Work to complete:
Every entry below should be repeated exactly; the pictures should not.

Record extracts:
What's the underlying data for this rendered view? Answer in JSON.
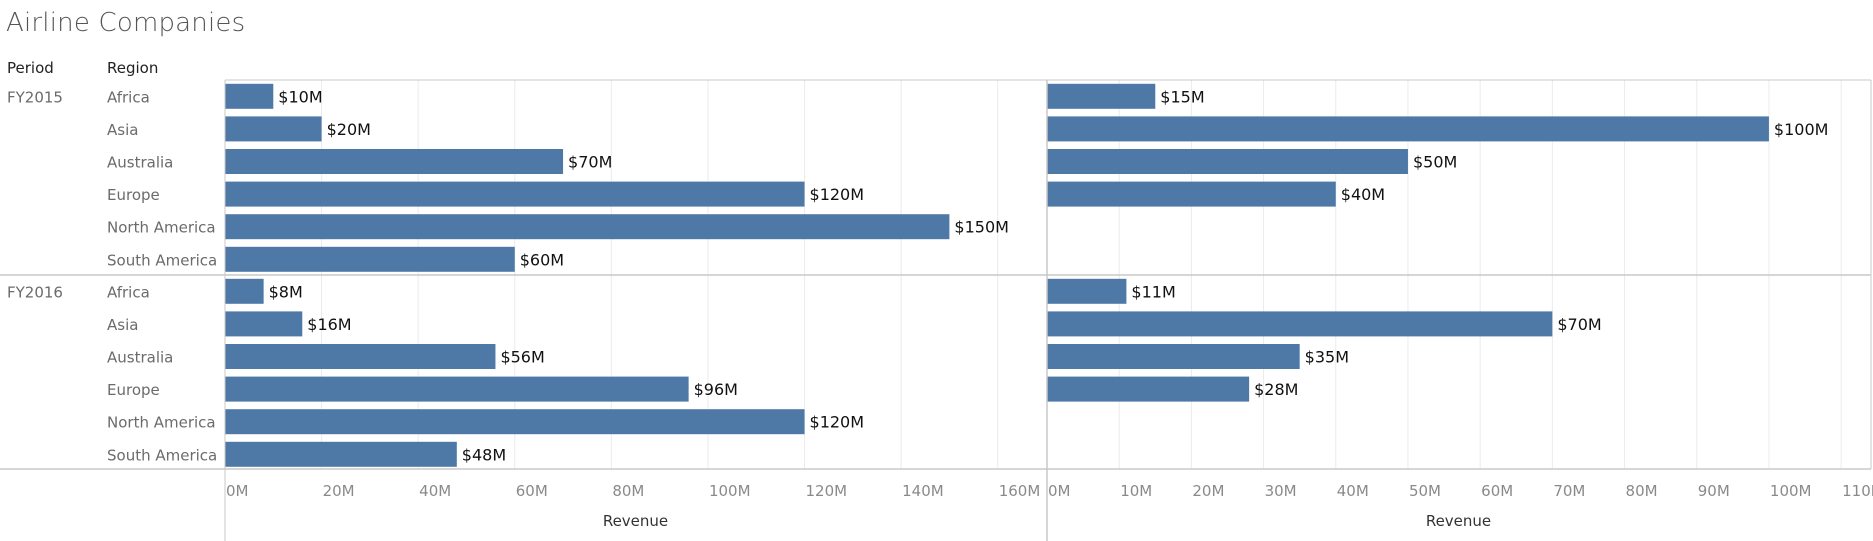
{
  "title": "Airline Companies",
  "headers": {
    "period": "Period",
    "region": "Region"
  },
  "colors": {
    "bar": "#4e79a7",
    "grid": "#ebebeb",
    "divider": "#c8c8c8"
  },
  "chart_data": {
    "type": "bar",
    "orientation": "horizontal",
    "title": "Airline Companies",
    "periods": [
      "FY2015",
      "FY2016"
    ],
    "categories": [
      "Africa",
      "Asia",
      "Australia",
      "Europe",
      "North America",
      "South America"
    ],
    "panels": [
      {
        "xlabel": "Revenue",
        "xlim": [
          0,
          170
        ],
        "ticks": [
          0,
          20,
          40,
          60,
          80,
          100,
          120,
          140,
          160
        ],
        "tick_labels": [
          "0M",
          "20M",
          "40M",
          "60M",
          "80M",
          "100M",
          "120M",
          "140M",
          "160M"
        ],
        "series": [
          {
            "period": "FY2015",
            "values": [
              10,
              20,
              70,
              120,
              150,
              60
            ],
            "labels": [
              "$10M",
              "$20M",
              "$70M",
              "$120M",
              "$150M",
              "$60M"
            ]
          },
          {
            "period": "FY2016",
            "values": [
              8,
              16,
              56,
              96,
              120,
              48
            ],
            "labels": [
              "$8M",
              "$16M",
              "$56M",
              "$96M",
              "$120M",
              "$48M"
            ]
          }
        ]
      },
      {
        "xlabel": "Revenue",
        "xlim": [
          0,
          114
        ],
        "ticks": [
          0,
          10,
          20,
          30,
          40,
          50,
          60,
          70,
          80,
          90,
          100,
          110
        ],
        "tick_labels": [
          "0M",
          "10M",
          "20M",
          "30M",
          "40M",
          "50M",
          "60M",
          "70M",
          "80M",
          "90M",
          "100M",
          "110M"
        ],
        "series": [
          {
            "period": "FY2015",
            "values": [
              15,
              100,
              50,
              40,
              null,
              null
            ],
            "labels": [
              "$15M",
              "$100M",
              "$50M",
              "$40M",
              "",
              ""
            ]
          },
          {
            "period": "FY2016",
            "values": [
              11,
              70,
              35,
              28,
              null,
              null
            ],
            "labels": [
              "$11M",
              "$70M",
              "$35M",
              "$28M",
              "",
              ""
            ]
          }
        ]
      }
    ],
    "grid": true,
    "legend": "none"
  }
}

Worked answer:
What's the underlying data for this rendered view? Answer in JSON.
{
  "title": "Airline Companies",
  "headers": {
    "period": "Period",
    "region": "Region"
  },
  "colors": {
    "bar": "#4e79a7",
    "grid": "#ebebeb",
    "divider": "#c8c8c8"
  },
  "chart_data": {
    "type": "bar",
    "orientation": "horizontal",
    "title": "Airline Companies",
    "periods": [
      "FY2015",
      "FY2016"
    ],
    "categories": [
      "Africa",
      "Asia",
      "Australia",
      "Europe",
      "North America",
      "South America"
    ],
    "panels": [
      {
        "xlabel": "Revenue",
        "xlim": [
          0,
          170
        ],
        "ticks": [
          0,
          20,
          40,
          60,
          80,
          100,
          120,
          140,
          160
        ],
        "tick_labels": [
          "0M",
          "20M",
          "40M",
          "60M",
          "80M",
          "100M",
          "120M",
          "140M",
          "160M"
        ],
        "series": [
          {
            "period": "FY2015",
            "values": [
              10,
              20,
              70,
              120,
              150,
              60
            ],
            "labels": [
              "$10M",
              "$20M",
              "$70M",
              "$120M",
              "$150M",
              "$60M"
            ]
          },
          {
            "period": "FY2016",
            "values": [
              8,
              16,
              56,
              96,
              120,
              48
            ],
            "labels": [
              "$8M",
              "$16M",
              "$56M",
              "$96M",
              "$120M",
              "$48M"
            ]
          }
        ]
      },
      {
        "xlabel": "Revenue",
        "xlim": [
          0,
          114
        ],
        "ticks": [
          0,
          10,
          20,
          30,
          40,
          50,
          60,
          70,
          80,
          90,
          100,
          110
        ],
        "tick_labels": [
          "0M",
          "10M",
          "20M",
          "30M",
          "40M",
          "50M",
          "60M",
          "70M",
          "80M",
          "90M",
          "100M",
          "110M"
        ],
        "series": [
          {
            "period": "FY2015",
            "values": [
              15,
              100,
              50,
              40,
              null,
              null
            ],
            "labels": [
              "$15M",
              "$100M",
              "$50M",
              "$40M",
              "",
              ""
            ]
          },
          {
            "period": "FY2016",
            "values": [
              11,
              70,
              35,
              28,
              null,
              null
            ],
            "labels": [
              "$11M",
              "$70M",
              "$35M",
              "$28M",
              "",
              ""
            ]
          }
        ]
      }
    ],
    "grid": true,
    "legend": "none"
  }
}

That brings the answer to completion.